Reproduce each line, exactly, from the one containing "Give me the" through the end of the material. Exclude pictures.
+++ Input material
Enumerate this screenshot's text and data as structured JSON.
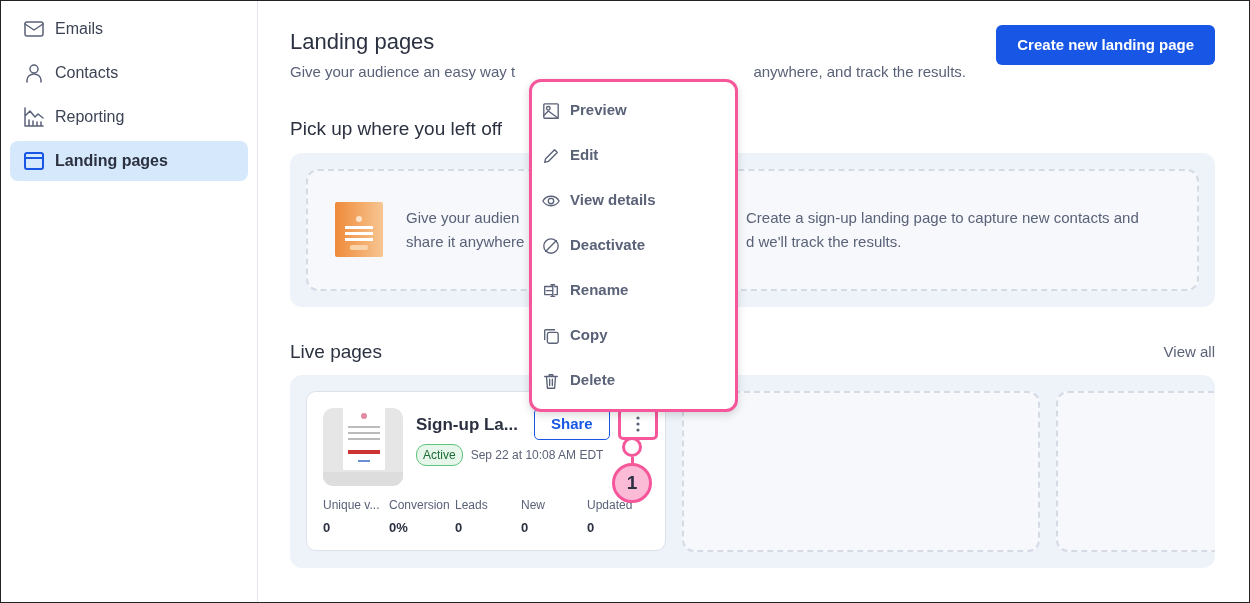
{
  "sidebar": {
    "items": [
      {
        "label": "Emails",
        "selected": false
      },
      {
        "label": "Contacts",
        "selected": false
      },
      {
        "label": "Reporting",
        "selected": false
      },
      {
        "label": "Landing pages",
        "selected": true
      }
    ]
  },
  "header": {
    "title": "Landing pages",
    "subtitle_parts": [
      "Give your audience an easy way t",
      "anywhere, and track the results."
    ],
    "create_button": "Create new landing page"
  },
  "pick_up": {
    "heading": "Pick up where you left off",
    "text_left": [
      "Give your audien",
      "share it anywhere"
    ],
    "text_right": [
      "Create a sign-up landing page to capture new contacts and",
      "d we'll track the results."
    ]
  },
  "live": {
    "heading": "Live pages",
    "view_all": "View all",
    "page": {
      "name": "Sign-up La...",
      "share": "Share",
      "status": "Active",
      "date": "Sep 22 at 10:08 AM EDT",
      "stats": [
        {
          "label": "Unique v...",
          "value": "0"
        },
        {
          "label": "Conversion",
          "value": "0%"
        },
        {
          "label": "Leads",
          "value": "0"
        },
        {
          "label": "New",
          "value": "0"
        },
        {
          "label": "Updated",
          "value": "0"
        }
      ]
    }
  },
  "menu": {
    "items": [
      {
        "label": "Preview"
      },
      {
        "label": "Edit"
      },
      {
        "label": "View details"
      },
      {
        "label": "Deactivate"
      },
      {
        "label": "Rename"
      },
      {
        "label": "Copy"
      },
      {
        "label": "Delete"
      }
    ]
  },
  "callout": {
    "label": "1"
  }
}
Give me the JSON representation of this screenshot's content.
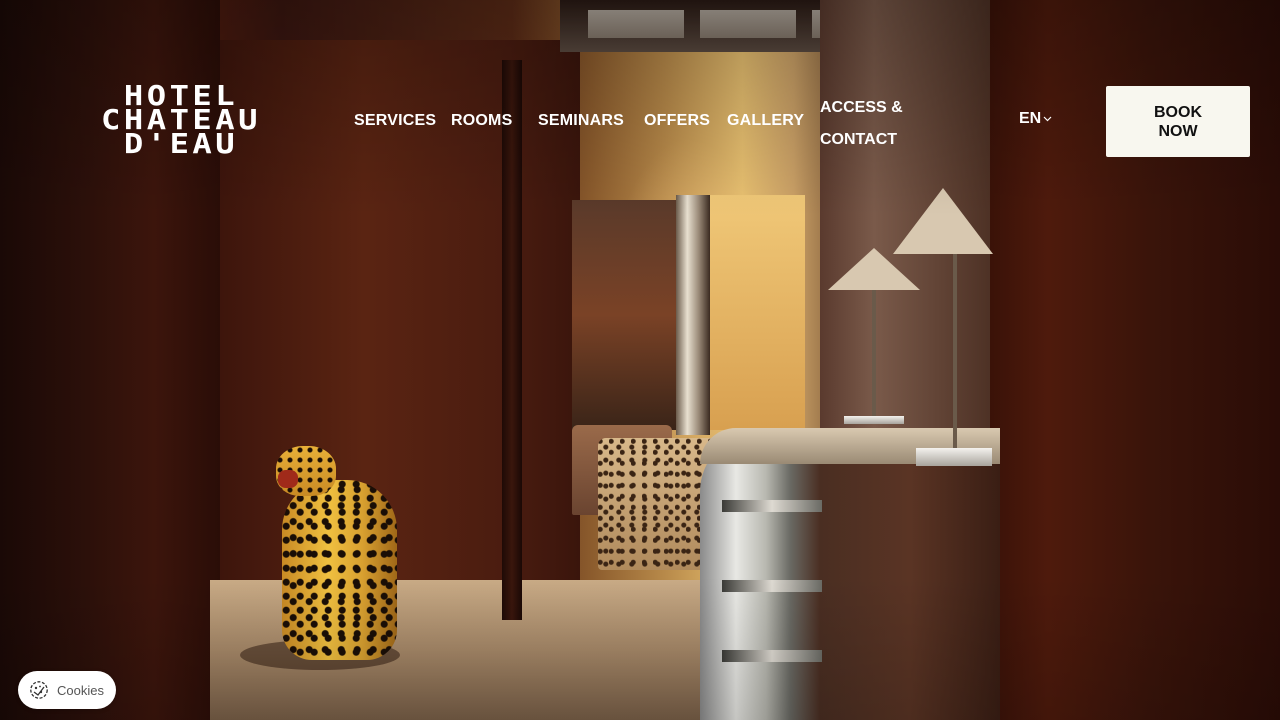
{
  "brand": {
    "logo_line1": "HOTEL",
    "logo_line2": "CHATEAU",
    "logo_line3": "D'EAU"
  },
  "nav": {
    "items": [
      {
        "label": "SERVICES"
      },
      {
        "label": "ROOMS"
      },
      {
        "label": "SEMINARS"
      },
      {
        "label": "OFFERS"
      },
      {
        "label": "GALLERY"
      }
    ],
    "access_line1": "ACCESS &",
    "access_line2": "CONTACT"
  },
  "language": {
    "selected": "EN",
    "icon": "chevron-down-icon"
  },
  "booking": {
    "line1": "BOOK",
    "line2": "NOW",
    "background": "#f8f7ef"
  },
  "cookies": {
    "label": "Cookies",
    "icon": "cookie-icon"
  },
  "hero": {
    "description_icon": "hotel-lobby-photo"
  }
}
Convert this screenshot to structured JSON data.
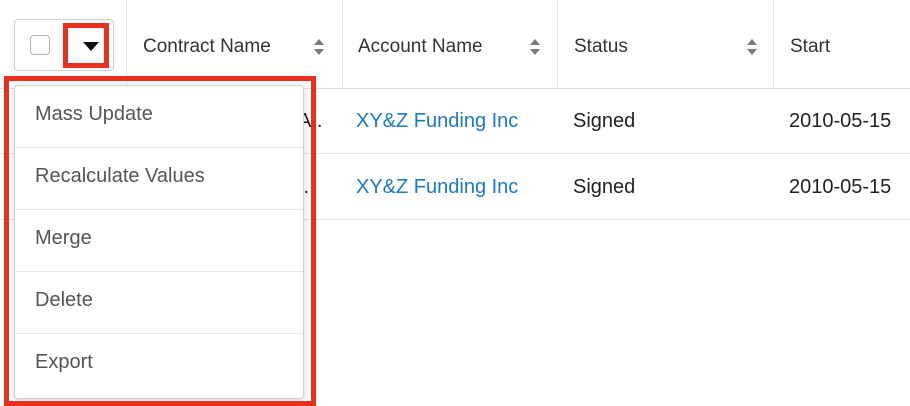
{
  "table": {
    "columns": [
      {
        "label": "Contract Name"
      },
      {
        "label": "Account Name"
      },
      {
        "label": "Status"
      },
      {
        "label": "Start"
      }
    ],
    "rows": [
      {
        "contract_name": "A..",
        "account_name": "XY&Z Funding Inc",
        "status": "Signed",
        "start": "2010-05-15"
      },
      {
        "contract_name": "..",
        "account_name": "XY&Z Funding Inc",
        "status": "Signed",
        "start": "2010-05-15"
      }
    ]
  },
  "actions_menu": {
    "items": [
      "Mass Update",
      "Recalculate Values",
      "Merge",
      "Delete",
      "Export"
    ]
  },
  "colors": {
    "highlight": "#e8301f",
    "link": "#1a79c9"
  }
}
++++++
Correct result -
Give me the JSON representation of this screenshot's content.
{
  "brand": {
    "logo_line1": "HOTEL",
    "logo_line2": "CHATEAU",
    "logo_line3": "D'EAU"
  },
  "nav": {
    "items": [
      {
        "label": "SERVICES"
      },
      {
        "label": "ROOMS"
      },
      {
        "label": "SEMINARS"
      },
      {
        "label": "OFFERS"
      },
      {
        "label": "GALLERY"
      }
    ],
    "access_line1": "ACCESS &",
    "access_line2": "CONTACT"
  },
  "language": {
    "selected": "EN",
    "icon": "chevron-down-icon"
  },
  "booking": {
    "line1": "BOOK",
    "line2": "NOW",
    "background": "#f8f7ef"
  },
  "cookies": {
    "label": "Cookies",
    "icon": "cookie-icon"
  },
  "hero": {
    "description_icon": "hotel-lobby-photo"
  }
}
Convert this screenshot to structured JSON data.
{
  "table": {
    "columns": [
      {
        "label": "Contract Name"
      },
      {
        "label": "Account Name"
      },
      {
        "label": "Status"
      },
      {
        "label": "Start"
      }
    ],
    "rows": [
      {
        "contract_name": "A..",
        "account_name": "XY&Z Funding Inc",
        "status": "Signed",
        "start": "2010-05-15"
      },
      {
        "contract_name": "..",
        "account_name": "XY&Z Funding Inc",
        "status": "Signed",
        "start": "2010-05-15"
      }
    ]
  },
  "actions_menu": {
    "items": [
      "Mass Update",
      "Recalculate Values",
      "Merge",
      "Delete",
      "Export"
    ]
  },
  "colors": {
    "highlight": "#e8301f",
    "link": "#1a79c9"
  }
}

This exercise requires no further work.